Dataset excerpts

----------------

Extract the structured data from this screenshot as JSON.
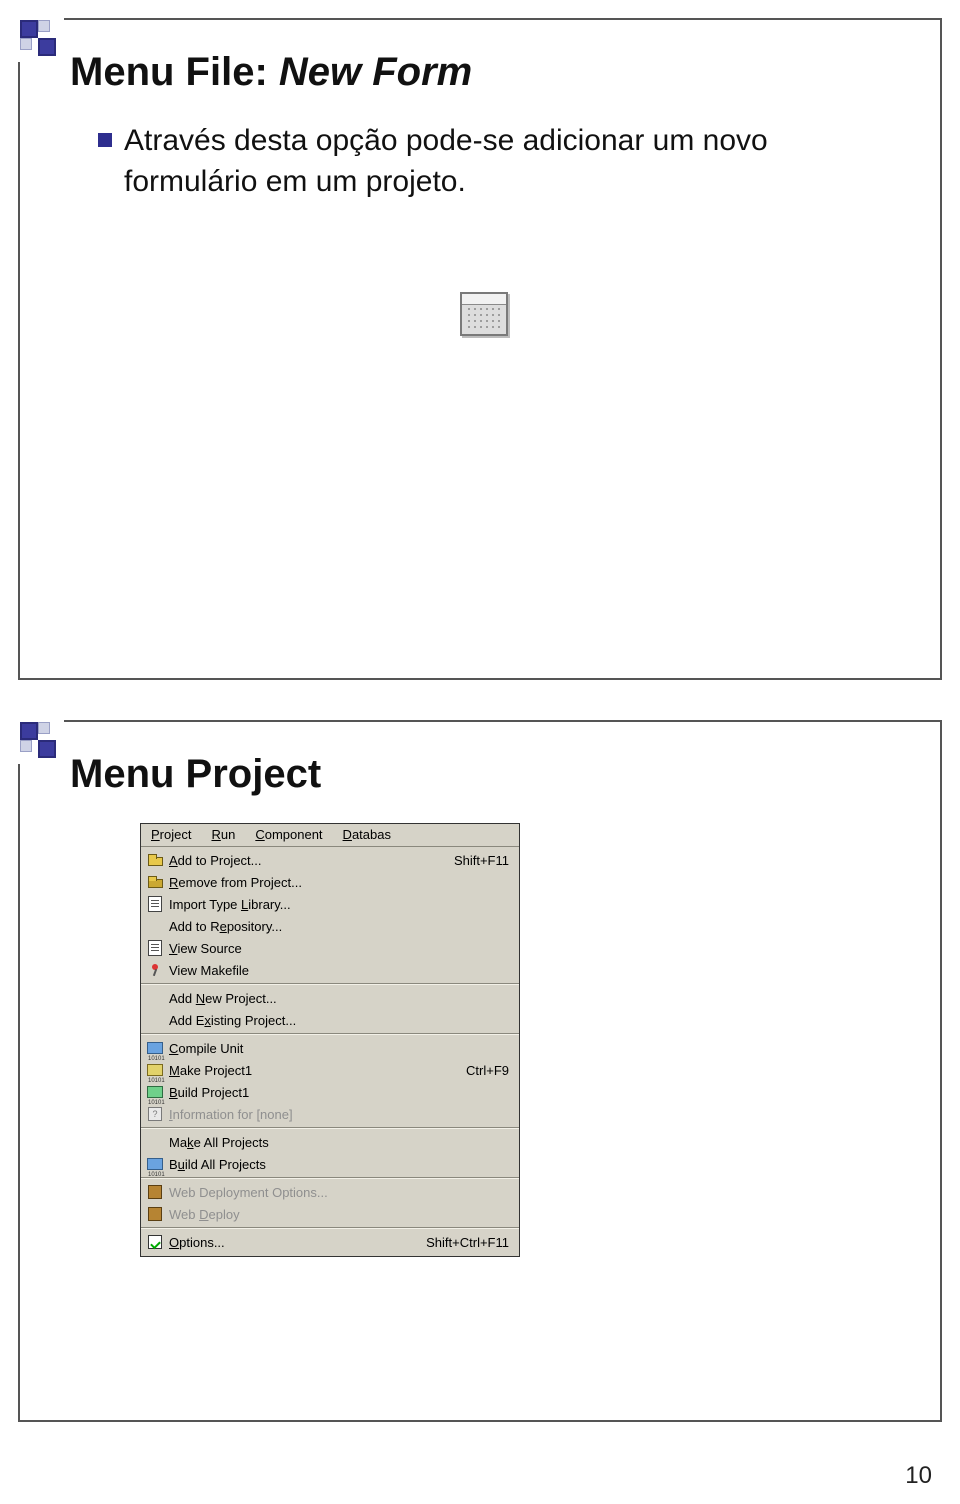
{
  "page_number": "10",
  "slide1": {
    "title_plain": "Menu File: ",
    "title_em": "New Form",
    "bullet": "Através desta opção pode-se adicionar um novo formulário em um projeto."
  },
  "slide2": {
    "title": "Menu Project",
    "menubar": {
      "m1": "Project",
      "m2": "Run",
      "m3": "Component",
      "m4": "Databas"
    },
    "items": {
      "add_to_project": {
        "label": "Add to Project...",
        "shortcut": "Shift+F11"
      },
      "remove_from_project": {
        "label": "Remove from Project..."
      },
      "import_type_library": {
        "label": "Import Type Library..."
      },
      "add_to_repository": {
        "label": "Add to Repository..."
      },
      "view_source": {
        "label": "View Source"
      },
      "view_makefile": {
        "label": "View Makefile"
      },
      "add_new_project": {
        "label": "Add New Project..."
      },
      "add_existing_project": {
        "label": "Add Existing Project..."
      },
      "compile_unit": {
        "label": "Compile Unit"
      },
      "make_project1": {
        "label": "Make Project1",
        "shortcut": "Ctrl+F9"
      },
      "build_project1": {
        "label": "Build Project1"
      },
      "information_for_none": {
        "label": "Information for [none]"
      },
      "make_all_projects": {
        "label": "Make All Projects"
      },
      "build_all_projects": {
        "label": "Build All Projects"
      },
      "web_deploy_options": {
        "label": "Web Deployment Options..."
      },
      "web_deploy": {
        "label": "Web Deploy"
      },
      "options": {
        "label": "Options...",
        "shortcut": "Shift+Ctrl+F11"
      }
    }
  }
}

----------------

- _WRITTEN INSTRUCTION_
Reproduce the material word for word. Any pictures should be left out of the copy.

- _SOLUTION TO THE PROBLEM_
Extract the structured data from this screenshot as JSON.
{
  "page_number": "10",
  "slide1": {
    "title_plain": "Menu File: ",
    "title_em": "New Form",
    "bullet": "Através desta opção pode-se adicionar um novo formulário em um projeto."
  },
  "slide2": {
    "title": "Menu Project",
    "menubar": {
      "m1": "Project",
      "m2": "Run",
      "m3": "Component",
      "m4": "Databas"
    },
    "items": {
      "add_to_project": {
        "label": "Add to Project...",
        "shortcut": "Shift+F11"
      },
      "remove_from_project": {
        "label": "Remove from Project..."
      },
      "import_type_library": {
        "label": "Import Type Library..."
      },
      "add_to_repository": {
        "label": "Add to Repository..."
      },
      "view_source": {
        "label": "View Source"
      },
      "view_makefile": {
        "label": "View Makefile"
      },
      "add_new_project": {
        "label": "Add New Project..."
      },
      "add_existing_project": {
        "label": "Add Existing Project..."
      },
      "compile_unit": {
        "label": "Compile Unit"
      },
      "make_project1": {
        "label": "Make Project1",
        "shortcut": "Ctrl+F9"
      },
      "build_project1": {
        "label": "Build Project1"
      },
      "information_for_none": {
        "label": "Information for [none]"
      },
      "make_all_projects": {
        "label": "Make All Projects"
      },
      "build_all_projects": {
        "label": "Build All Projects"
      },
      "web_deploy_options": {
        "label": "Web Deployment Options..."
      },
      "web_deploy": {
        "label": "Web Deploy"
      },
      "options": {
        "label": "Options...",
        "shortcut": "Shift+Ctrl+F11"
      }
    }
  }
}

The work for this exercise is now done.